** begin Supplied records **

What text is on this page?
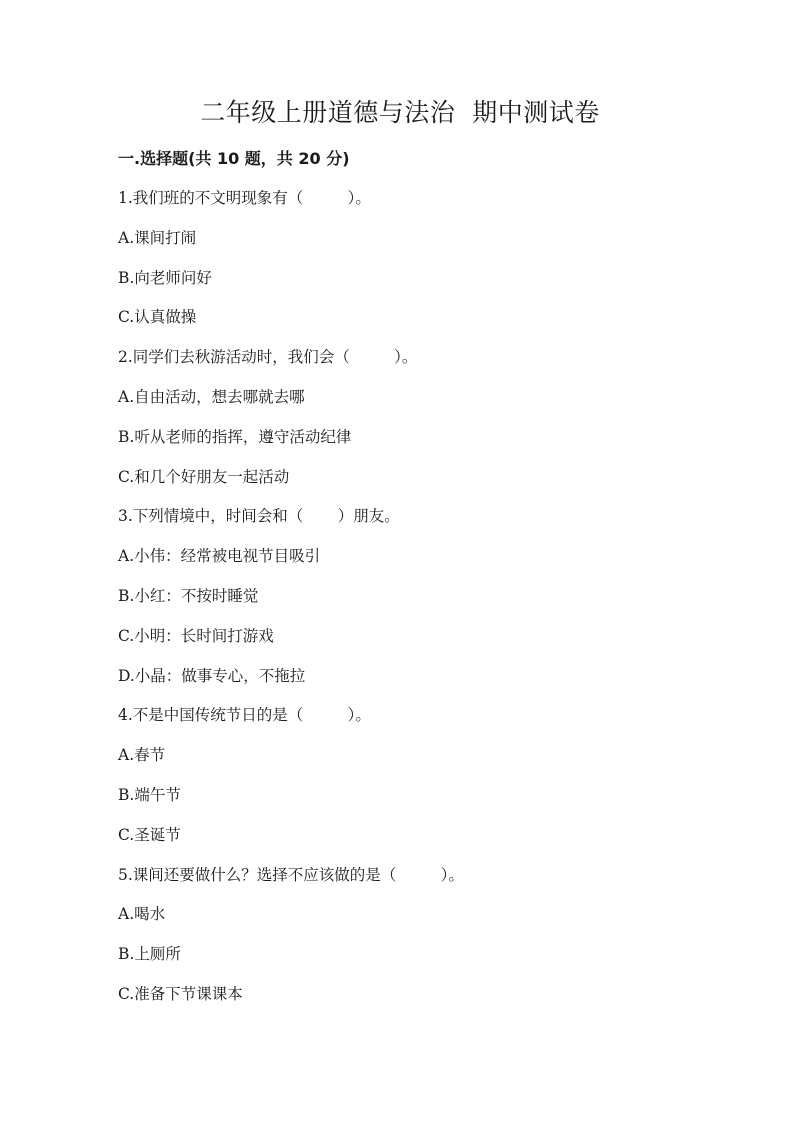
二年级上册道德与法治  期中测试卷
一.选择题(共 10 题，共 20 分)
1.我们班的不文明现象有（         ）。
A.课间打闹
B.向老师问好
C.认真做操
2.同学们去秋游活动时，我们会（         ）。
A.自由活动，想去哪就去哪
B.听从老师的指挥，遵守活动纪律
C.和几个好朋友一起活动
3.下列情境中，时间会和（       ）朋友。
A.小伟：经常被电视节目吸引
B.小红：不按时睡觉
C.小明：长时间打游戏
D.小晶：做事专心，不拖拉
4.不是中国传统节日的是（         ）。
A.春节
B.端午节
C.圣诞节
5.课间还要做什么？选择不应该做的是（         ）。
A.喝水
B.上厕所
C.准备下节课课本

** end Supplied records **
** begin Supplied records **

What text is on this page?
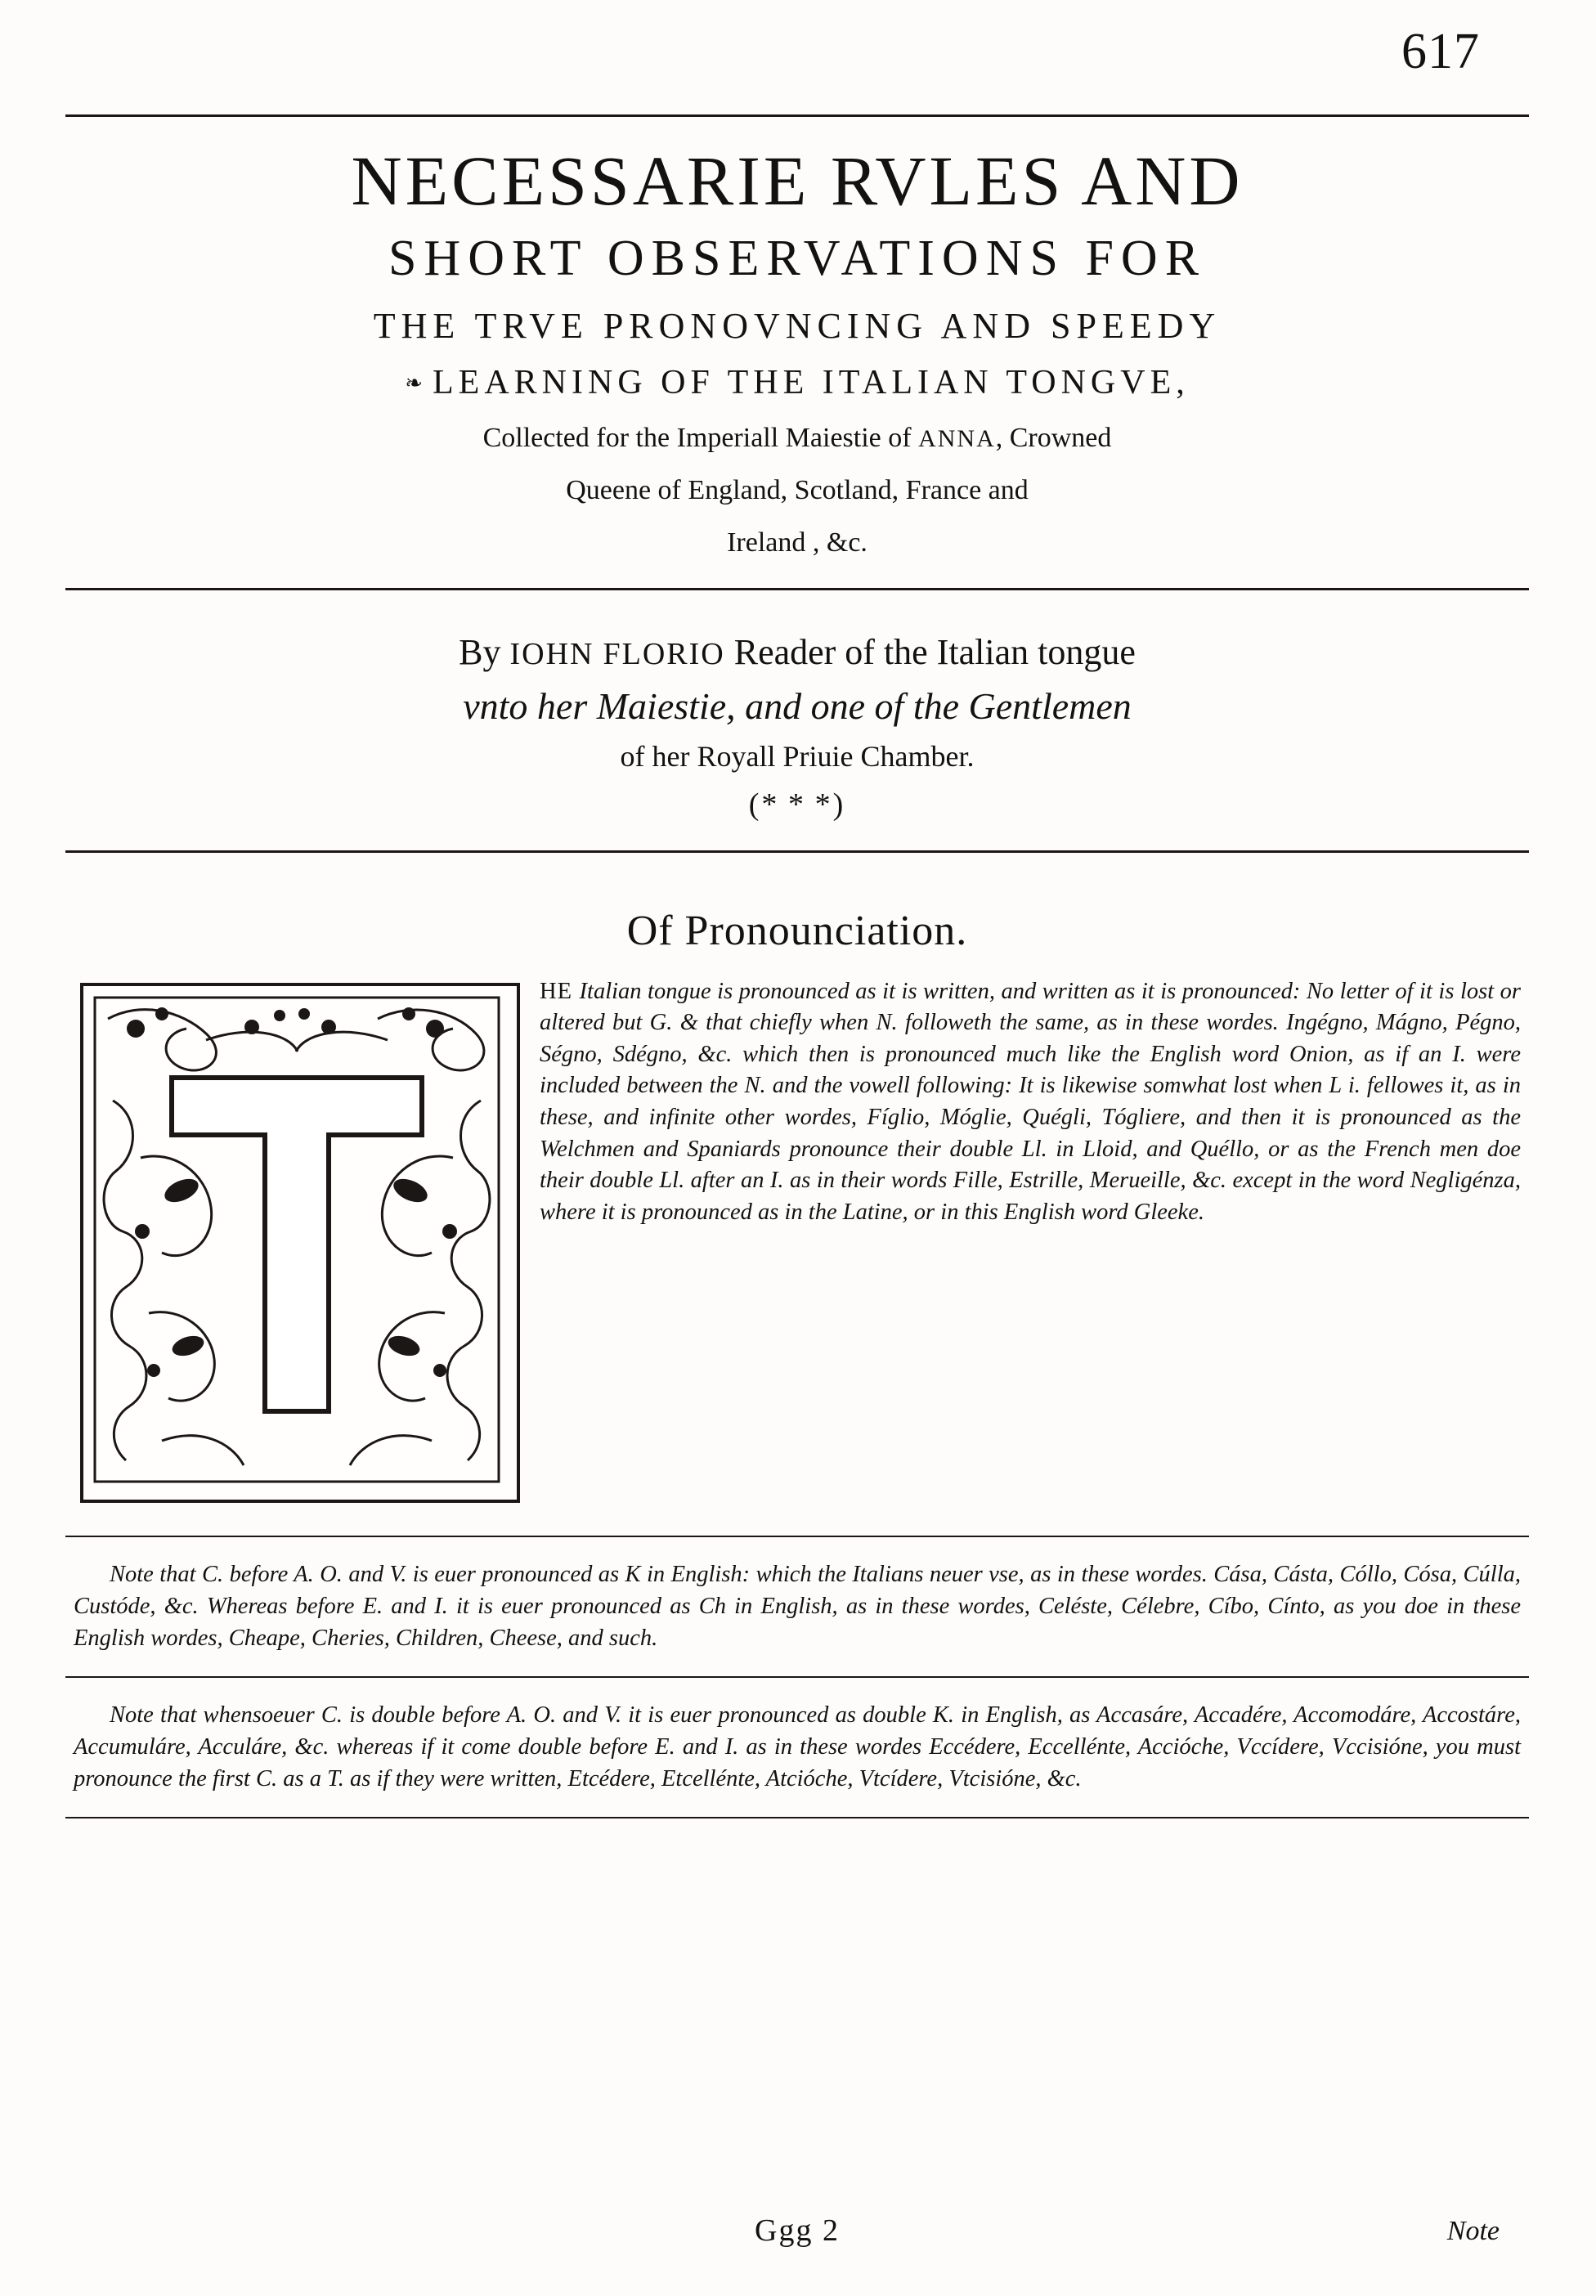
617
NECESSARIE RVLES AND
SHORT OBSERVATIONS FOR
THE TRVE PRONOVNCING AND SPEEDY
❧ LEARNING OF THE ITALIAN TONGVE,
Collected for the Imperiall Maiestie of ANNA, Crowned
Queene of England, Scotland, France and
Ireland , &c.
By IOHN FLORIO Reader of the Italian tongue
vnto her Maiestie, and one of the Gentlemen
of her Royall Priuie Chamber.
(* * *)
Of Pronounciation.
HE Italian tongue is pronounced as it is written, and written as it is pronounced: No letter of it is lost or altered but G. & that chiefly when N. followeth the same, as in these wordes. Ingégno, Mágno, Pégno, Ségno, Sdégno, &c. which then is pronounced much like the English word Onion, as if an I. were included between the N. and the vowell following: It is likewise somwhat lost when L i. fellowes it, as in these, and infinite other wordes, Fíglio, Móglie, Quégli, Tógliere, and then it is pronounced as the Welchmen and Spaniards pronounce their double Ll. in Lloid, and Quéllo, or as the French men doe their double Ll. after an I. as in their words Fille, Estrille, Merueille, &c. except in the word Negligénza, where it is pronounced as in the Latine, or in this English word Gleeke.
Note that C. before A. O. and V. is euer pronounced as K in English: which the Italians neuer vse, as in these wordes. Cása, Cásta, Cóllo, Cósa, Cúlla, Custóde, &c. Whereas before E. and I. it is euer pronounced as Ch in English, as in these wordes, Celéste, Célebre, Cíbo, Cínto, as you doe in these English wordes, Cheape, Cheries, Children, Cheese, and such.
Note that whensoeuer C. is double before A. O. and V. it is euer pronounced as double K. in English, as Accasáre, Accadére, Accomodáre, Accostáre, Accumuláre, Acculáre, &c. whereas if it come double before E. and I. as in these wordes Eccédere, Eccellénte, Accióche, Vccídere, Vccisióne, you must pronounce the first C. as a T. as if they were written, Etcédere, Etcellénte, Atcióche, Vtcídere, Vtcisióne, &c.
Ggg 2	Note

** end Supplied records **

* **What you have to do**:
Show the lines of the data that hold the word "Maiestie".

* **Result**:
Collected for the Imperiall Maiestie of ANNA, Crowned
vnto her Maiestie, and one of the Gentlemen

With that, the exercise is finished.